▶ **THE TASK**: Collect all lines below with the string "JSON".

▶ **GIVEN RECORDS**:
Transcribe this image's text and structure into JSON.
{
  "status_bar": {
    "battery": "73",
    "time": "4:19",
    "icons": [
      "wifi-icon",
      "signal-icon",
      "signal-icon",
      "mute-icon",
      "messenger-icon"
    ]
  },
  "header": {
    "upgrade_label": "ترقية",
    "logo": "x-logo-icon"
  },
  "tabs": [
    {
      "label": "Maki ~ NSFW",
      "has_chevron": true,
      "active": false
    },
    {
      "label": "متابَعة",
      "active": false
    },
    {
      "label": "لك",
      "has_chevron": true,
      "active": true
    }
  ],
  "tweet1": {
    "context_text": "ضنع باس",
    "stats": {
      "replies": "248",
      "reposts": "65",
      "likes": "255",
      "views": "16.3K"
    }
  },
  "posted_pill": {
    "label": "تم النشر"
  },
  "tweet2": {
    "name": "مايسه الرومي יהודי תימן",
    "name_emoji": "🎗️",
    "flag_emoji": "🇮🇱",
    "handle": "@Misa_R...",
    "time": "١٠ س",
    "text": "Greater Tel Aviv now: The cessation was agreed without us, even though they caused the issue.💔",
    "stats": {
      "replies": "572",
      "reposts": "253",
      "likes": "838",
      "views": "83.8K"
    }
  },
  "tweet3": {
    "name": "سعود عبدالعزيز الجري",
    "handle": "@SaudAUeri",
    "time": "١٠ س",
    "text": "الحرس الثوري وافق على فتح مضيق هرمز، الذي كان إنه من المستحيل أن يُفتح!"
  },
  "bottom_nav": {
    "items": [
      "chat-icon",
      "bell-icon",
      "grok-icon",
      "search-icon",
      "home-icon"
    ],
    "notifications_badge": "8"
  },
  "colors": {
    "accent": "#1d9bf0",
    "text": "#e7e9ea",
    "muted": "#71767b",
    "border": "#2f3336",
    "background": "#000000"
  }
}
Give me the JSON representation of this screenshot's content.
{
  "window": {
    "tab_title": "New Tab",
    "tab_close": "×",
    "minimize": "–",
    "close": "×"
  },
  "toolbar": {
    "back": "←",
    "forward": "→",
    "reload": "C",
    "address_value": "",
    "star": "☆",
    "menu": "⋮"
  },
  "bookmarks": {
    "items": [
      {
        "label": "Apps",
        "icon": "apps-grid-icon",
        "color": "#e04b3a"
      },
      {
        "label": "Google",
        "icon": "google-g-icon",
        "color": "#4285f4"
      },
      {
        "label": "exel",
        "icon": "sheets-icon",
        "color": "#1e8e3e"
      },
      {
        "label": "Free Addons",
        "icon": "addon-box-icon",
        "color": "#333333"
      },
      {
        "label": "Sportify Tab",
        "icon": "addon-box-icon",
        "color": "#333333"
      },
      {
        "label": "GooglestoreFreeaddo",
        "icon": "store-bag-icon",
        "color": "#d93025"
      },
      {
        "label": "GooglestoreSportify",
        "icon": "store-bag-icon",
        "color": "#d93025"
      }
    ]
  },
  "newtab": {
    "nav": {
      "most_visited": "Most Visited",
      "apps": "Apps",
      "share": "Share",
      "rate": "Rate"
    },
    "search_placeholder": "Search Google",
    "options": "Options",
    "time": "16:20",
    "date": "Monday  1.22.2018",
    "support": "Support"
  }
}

▶ **ANSWER TO THE TASK**:
Transcribe this image's text and structure into JSON.
Give me the JSON representation of this screenshot's content.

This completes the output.